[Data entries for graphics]
━━━━━━━━
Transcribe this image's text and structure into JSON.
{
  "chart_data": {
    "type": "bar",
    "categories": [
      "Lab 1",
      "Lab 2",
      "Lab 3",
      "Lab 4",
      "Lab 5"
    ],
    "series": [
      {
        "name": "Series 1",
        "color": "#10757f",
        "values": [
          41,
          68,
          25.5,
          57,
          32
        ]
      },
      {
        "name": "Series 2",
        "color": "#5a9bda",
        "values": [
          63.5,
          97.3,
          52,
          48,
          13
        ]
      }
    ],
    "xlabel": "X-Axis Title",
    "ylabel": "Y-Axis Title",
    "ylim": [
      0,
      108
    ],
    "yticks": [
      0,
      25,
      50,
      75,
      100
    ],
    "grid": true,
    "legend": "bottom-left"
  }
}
━━━━━━━━
• [Problem] Repeat every line of the data, exactly and in full.

• [Result of the exercise]
Transcribe this image's text and structure into JSON.
{
  "chart_data": {
    "type": "bar",
    "categories": [
      "Lab 1",
      "Lab 2",
      "Lab 3",
      "Lab 4",
      "Lab 5"
    ],
    "series": [
      {
        "name": "Series 1",
        "color": "#10757f",
        "values": [
          41,
          68,
          25.5,
          57,
          32
        ]
      },
      {
        "name": "Series 2",
        "color": "#5a9bda",
        "values": [
          63.5,
          97.3,
          52,
          48,
          13
        ]
      }
    ],
    "xlabel": "X-Axis Title",
    "ylabel": "Y-Axis Title",
    "ylim": [
      0,
      108
    ],
    "yticks": [
      0,
      25,
      50,
      75,
      100
    ],
    "grid": true,
    "legend": "bottom-left"
  }
}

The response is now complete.